* YOUR GOAL: Scan the data below and report how many lines include the word "folder". Nothing else is wanted.

* DATASET RECORDS:
---*---
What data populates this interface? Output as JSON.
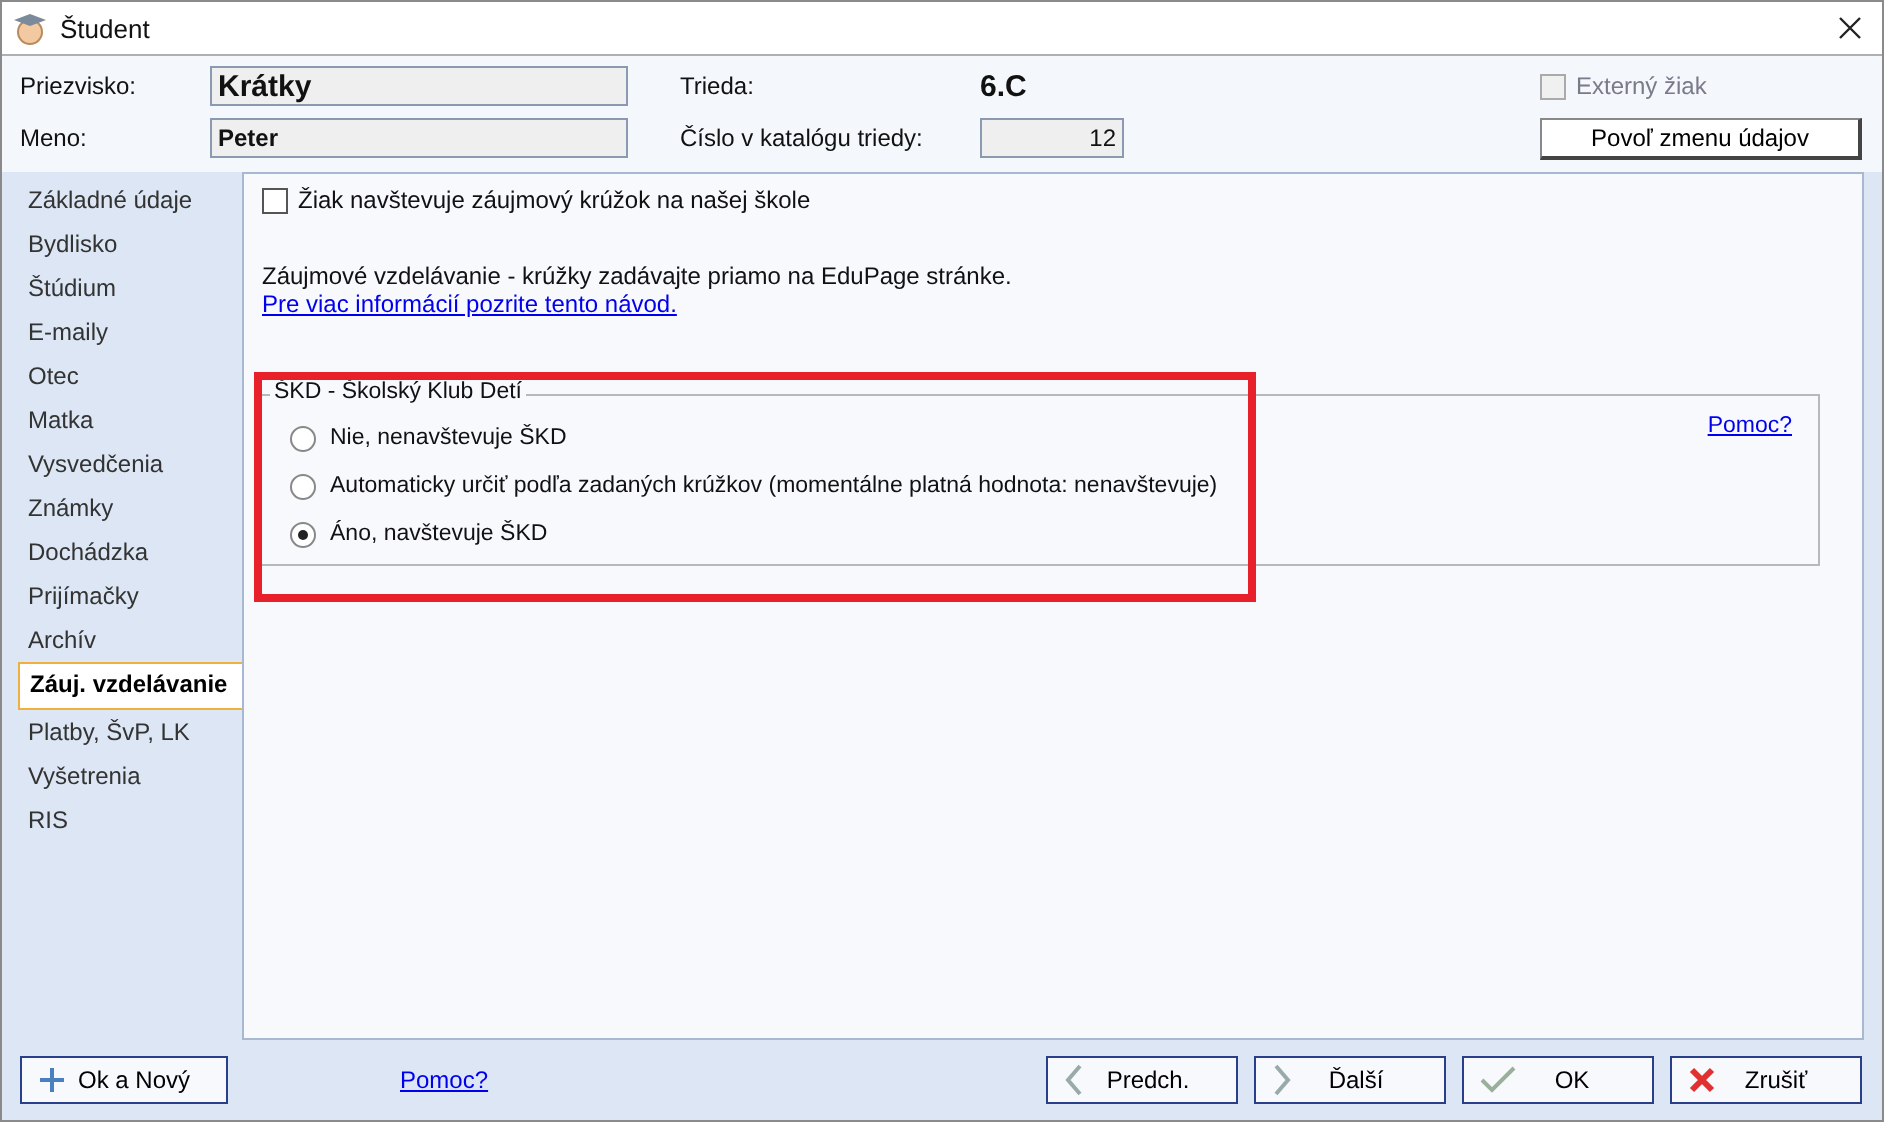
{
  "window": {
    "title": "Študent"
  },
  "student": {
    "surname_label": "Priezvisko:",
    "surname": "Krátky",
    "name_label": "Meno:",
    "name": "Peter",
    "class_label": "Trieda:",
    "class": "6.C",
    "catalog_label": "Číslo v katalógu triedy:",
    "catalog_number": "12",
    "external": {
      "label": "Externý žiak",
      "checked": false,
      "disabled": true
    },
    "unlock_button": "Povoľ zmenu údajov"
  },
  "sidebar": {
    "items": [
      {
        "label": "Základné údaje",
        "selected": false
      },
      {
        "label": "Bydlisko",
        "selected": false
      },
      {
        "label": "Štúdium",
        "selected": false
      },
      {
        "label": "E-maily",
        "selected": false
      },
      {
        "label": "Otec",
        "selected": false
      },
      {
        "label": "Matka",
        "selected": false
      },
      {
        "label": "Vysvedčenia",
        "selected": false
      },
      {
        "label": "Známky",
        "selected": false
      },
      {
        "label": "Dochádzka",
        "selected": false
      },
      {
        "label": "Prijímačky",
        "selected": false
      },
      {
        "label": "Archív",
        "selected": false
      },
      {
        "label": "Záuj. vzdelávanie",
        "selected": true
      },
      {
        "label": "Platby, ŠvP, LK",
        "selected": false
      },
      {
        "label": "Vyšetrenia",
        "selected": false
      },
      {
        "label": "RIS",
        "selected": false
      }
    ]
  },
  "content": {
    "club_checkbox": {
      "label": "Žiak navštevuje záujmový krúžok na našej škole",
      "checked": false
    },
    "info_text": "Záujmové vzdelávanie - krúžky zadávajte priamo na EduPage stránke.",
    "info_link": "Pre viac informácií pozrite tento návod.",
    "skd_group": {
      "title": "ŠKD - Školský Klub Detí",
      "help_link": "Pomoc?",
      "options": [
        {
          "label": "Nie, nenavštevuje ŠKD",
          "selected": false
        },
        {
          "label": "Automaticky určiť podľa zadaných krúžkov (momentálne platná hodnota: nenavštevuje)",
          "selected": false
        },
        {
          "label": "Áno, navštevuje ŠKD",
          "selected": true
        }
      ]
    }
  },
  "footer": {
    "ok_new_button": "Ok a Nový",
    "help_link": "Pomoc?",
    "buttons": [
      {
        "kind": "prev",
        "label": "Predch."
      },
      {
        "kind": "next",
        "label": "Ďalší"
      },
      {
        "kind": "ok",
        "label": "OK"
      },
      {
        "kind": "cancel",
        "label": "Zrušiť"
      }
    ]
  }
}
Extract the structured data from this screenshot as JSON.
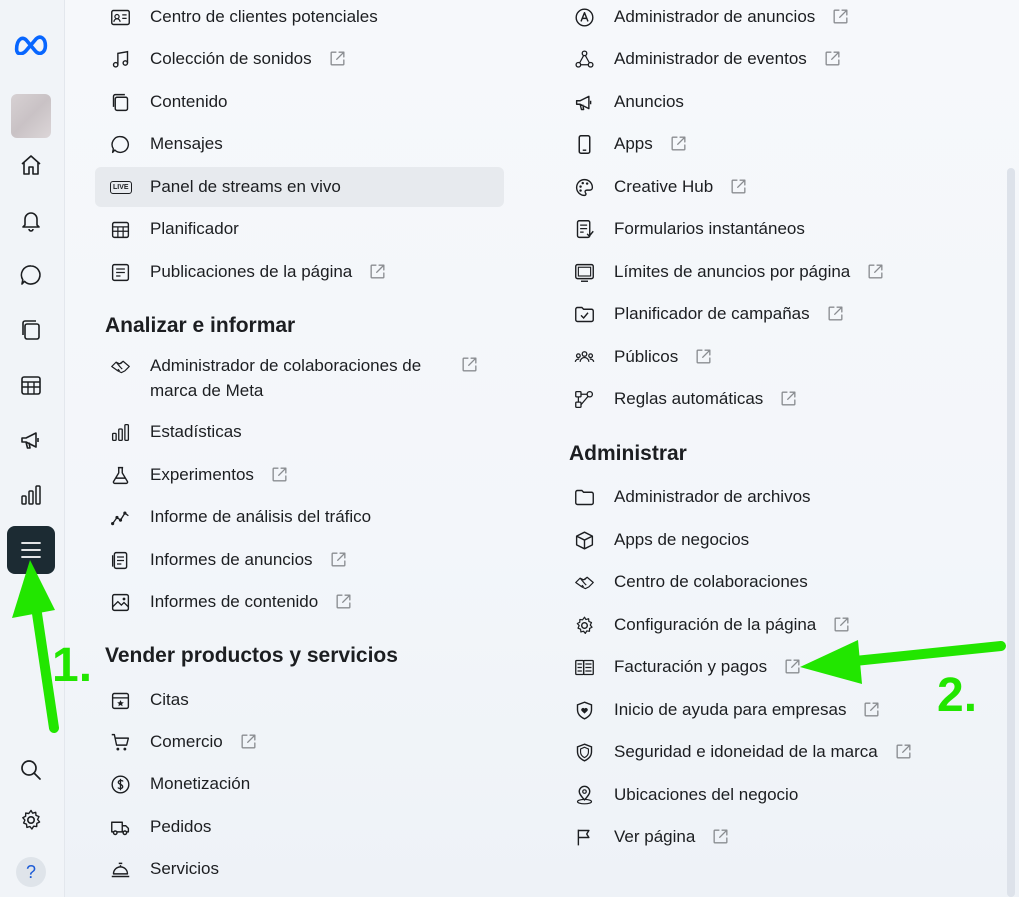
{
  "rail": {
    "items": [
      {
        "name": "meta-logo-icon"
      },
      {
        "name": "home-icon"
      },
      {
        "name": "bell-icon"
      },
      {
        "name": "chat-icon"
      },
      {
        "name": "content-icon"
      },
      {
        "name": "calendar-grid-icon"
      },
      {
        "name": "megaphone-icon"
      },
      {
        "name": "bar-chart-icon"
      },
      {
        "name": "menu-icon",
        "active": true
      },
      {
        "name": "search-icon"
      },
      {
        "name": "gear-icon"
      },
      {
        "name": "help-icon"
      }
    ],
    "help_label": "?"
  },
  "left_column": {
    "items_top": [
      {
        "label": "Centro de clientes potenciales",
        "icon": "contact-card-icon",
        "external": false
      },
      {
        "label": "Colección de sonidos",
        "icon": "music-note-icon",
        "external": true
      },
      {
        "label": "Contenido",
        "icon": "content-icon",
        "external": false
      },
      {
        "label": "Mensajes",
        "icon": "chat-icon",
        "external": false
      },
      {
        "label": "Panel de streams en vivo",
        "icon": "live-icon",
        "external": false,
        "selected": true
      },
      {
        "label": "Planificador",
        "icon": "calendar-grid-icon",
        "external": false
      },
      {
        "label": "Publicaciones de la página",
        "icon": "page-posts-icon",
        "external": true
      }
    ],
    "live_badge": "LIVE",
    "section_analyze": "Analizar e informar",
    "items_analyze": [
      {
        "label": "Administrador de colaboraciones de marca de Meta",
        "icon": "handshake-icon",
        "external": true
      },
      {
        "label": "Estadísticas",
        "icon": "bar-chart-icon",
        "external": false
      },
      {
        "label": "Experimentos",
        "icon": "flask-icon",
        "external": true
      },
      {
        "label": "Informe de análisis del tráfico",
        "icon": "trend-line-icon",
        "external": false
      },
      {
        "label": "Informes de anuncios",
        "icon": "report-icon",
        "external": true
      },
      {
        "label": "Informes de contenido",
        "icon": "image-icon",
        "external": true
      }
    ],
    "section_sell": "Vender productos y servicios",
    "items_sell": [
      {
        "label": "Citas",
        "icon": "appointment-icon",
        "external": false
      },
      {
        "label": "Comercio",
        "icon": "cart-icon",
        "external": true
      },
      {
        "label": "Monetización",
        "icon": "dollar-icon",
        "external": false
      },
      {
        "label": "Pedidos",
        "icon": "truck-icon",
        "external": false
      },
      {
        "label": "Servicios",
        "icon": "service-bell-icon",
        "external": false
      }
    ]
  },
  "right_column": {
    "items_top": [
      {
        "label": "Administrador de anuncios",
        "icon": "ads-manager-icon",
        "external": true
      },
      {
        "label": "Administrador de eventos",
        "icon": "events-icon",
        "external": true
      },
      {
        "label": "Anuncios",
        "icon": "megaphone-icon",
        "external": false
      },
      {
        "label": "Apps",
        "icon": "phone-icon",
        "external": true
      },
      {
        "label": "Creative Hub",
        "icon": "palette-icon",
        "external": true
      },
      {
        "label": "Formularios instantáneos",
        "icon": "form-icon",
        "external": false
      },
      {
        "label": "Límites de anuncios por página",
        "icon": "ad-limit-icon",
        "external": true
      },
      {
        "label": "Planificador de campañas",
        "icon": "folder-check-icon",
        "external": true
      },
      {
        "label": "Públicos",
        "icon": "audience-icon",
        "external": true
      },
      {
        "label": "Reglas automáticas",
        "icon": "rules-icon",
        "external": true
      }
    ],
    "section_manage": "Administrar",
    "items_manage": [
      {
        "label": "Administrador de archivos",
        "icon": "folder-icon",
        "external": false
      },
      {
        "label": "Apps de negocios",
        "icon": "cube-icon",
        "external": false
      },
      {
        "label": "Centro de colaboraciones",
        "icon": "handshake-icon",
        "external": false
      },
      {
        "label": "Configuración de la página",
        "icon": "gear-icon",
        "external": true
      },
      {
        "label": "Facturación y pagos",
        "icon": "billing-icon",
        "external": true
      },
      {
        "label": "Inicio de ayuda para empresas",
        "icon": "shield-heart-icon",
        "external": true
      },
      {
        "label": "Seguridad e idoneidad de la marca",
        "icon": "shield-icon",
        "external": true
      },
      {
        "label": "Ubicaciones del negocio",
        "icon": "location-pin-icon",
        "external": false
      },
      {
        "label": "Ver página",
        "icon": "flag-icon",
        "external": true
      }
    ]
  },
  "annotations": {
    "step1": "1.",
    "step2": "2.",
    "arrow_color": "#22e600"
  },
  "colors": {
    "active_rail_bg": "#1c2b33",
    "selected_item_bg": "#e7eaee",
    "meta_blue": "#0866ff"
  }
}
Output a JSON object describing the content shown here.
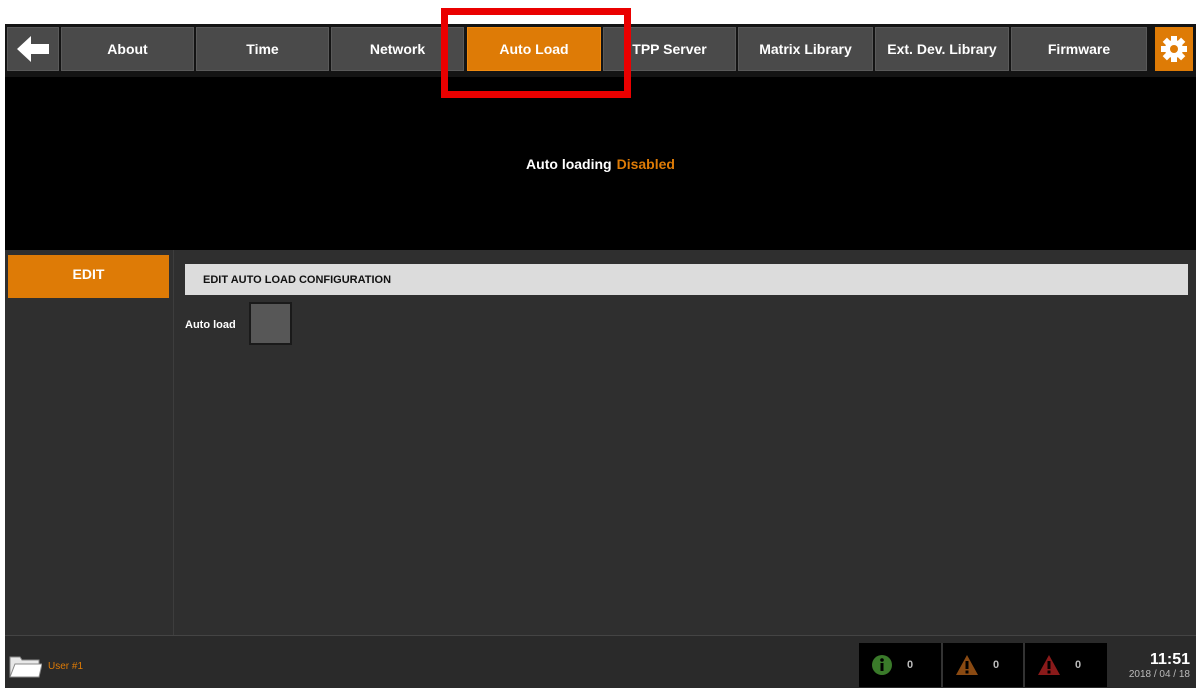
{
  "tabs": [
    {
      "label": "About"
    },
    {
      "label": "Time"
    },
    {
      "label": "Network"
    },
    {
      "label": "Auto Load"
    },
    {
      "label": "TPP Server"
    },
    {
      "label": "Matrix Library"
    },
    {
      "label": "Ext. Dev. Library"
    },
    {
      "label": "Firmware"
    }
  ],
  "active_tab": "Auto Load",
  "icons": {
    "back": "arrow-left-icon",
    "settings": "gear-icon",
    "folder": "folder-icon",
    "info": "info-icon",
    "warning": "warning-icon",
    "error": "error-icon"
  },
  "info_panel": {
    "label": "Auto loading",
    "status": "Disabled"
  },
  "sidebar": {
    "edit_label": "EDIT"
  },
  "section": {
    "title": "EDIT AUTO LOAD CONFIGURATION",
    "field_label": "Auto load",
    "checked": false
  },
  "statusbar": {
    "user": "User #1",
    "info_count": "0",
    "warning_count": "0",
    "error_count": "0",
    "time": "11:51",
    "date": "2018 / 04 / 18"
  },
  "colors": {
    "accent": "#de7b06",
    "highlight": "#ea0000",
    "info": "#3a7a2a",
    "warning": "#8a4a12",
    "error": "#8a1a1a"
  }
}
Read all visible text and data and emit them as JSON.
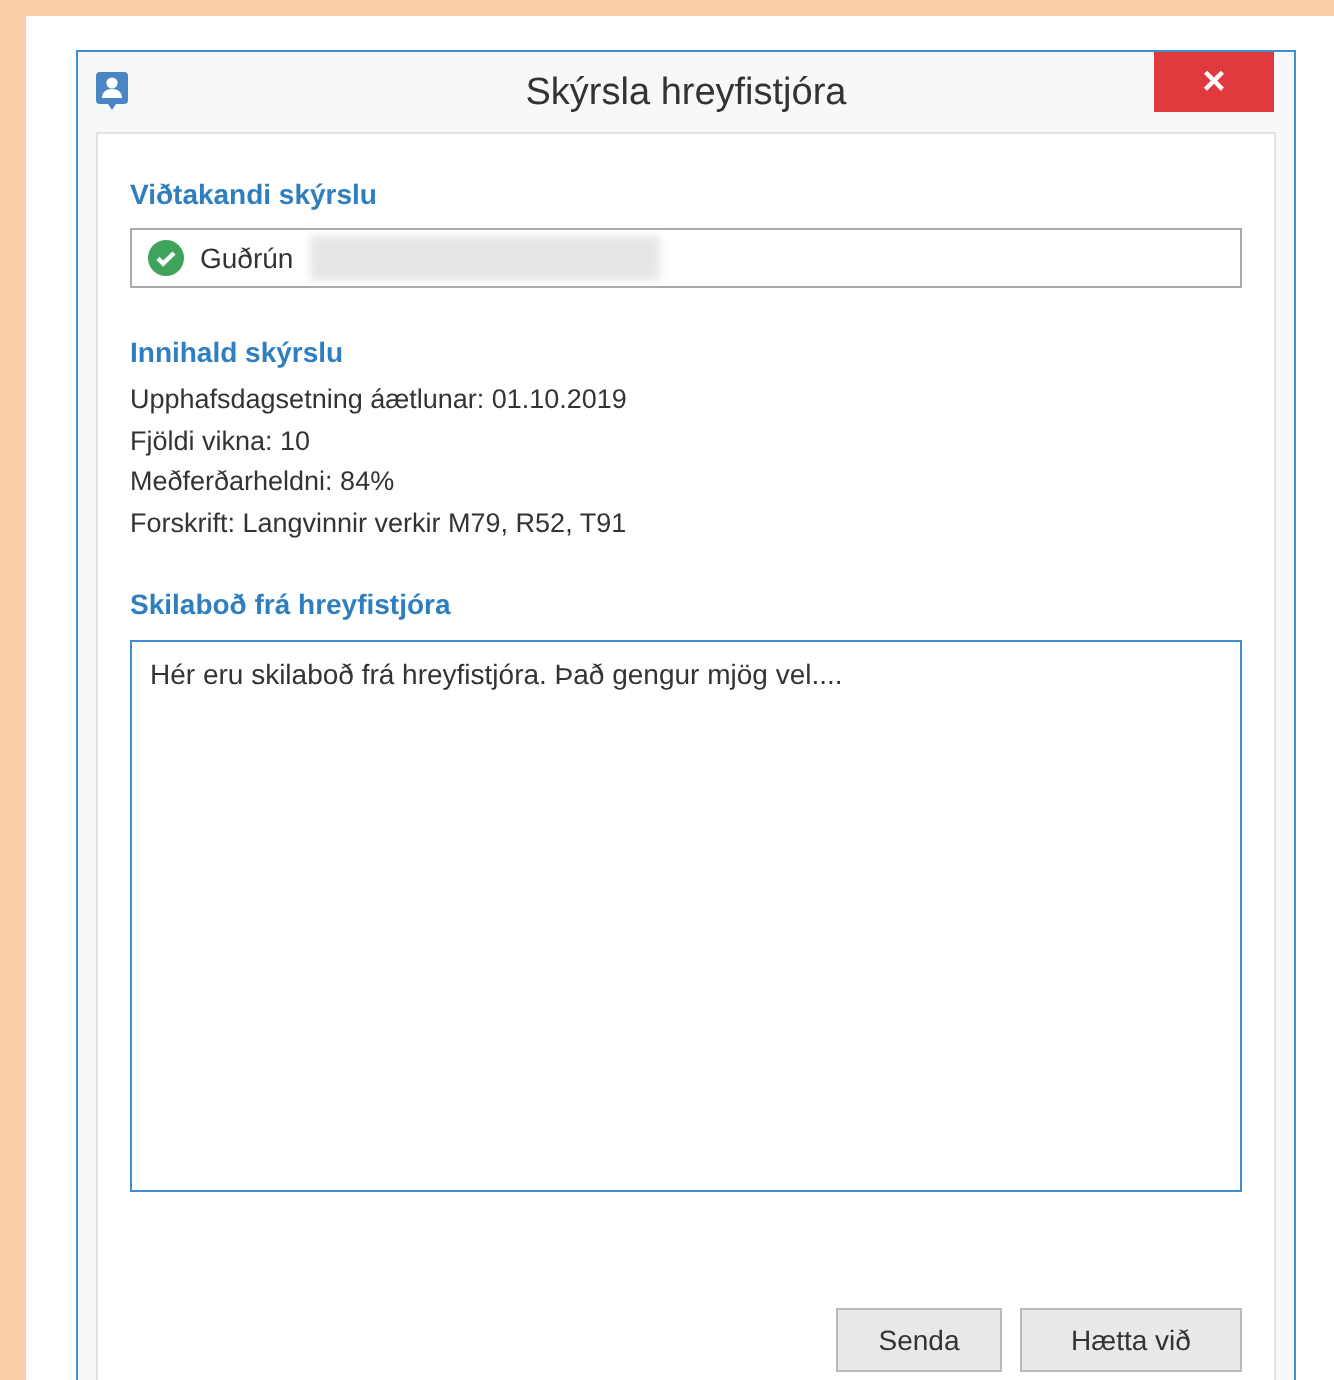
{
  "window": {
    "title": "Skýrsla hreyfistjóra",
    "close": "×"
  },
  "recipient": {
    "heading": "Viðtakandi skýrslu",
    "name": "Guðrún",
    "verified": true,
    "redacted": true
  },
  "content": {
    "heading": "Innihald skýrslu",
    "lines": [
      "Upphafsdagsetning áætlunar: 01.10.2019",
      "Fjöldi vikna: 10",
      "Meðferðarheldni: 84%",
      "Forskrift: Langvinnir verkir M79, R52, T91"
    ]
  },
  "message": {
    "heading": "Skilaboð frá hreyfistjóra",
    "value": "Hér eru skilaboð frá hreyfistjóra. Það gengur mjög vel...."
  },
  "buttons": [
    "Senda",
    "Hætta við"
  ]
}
---*---
* RESULT FOR THIS EXERCISE: 3